■ Your goal: In the abstract about ETEC in Bangladesh, what share of the ETEC-positive cases had colonization factors detected by the new multiplex PCR?

■ Excerpt:
--*--
Evaluation of colonization factors of ETEC isolated from diarrheal patients in Bangladesh: A comparative approach using multiplex PCR and dot blot immunoassay.

Enterotoxigenic Escherichia coli (ETEC) harbors colonization factors (CFs) to colonize the small intestine. In this study, as part of routine systematic ETEC surveillance in Bangladesh, we evaluated CFs from ETEC isolated from hospitalized diarrheal patients using a multiplex PCR assay for the first time, as the availability of the monoclonal antibodies for dot blot assay became limited. A total of 5914 diarrheal patients were enrolled during the study period (2023-2024), and a PCR assay, targeting heat-labile toxin (LT) and heat-stable toxin (ST), found 531 ETEC-infected patients. In our findings, 40 % of the ETEC isolates were positive for ST, followed by 38 % for LT + ST and 22 % for LT. The overall CF detection rate by using newly established multiplex PCR was 51 % among the ETEC-positive cases. CFA/I + CS21, CS6 ± CS21, CS5 + CS6, and CS1 + CS3 + CS21 were the most prevalent CFs in that period. For validation purposes, the multiplex PCR assay was compared to the conventional dot blot method, considered the gold standard. Both assays were used in parallel to assess the frequency of CFs detected in a subset of ETEC strains (n = 157). We observed a significant consistency between the dot blot and the PCR method. Additionally, compared to the dot blot method, the PCR assay identified CS21 in 11 % more ETEC strains harboring CFA/I or CS6. Overall, our findings suggest the multiplex PCR method is advantageous as well as time-efficient for detection of ETEC CFs compared to the dot blot assay.
--*--
■ Excerpted records:

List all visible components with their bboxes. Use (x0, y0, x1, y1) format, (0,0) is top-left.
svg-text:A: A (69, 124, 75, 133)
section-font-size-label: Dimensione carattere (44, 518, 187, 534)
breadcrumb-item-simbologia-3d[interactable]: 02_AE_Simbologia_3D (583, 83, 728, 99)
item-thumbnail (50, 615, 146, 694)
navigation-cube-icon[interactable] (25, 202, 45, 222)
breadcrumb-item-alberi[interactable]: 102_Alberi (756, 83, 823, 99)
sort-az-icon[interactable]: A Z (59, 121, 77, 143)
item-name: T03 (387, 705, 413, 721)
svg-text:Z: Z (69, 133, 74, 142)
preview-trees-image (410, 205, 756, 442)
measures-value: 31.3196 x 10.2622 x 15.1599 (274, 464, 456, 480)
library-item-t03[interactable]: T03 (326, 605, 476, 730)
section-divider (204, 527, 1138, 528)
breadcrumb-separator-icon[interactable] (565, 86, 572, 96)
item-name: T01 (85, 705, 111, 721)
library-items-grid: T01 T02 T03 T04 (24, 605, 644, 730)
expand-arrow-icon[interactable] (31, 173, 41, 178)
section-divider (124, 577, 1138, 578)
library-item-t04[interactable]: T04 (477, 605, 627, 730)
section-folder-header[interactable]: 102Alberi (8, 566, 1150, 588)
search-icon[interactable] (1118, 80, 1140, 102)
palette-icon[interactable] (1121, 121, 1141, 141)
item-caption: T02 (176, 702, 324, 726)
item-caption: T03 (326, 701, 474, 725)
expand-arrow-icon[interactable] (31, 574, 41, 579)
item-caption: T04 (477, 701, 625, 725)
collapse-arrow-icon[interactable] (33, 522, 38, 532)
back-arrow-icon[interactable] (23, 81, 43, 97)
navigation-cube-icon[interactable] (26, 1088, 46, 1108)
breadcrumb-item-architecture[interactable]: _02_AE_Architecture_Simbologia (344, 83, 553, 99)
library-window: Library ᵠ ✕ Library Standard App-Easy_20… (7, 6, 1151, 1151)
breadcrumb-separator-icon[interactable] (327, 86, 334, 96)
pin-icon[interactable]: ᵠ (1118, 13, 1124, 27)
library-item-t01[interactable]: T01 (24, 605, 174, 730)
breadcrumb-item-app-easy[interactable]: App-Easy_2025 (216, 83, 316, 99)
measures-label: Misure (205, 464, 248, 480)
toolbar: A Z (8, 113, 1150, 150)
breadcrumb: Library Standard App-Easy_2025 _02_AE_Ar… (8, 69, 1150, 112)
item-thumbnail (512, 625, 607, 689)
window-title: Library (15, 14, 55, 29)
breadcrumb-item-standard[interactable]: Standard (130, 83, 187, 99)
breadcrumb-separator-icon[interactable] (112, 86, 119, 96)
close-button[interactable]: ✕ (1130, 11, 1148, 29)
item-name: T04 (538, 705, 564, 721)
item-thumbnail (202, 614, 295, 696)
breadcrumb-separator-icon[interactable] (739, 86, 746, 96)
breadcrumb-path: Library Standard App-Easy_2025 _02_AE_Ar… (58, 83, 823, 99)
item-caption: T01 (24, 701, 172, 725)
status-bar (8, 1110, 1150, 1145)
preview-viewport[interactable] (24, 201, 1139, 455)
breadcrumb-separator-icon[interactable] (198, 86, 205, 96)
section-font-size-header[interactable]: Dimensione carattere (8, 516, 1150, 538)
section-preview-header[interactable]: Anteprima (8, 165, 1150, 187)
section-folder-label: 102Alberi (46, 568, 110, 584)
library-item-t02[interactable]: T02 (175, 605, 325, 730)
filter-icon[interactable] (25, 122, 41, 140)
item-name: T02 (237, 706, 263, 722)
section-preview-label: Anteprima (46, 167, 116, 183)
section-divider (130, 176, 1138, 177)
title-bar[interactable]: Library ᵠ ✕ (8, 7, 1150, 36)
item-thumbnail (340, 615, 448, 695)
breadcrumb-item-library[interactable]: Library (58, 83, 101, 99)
--*--
■ Answer to this problem: 51 %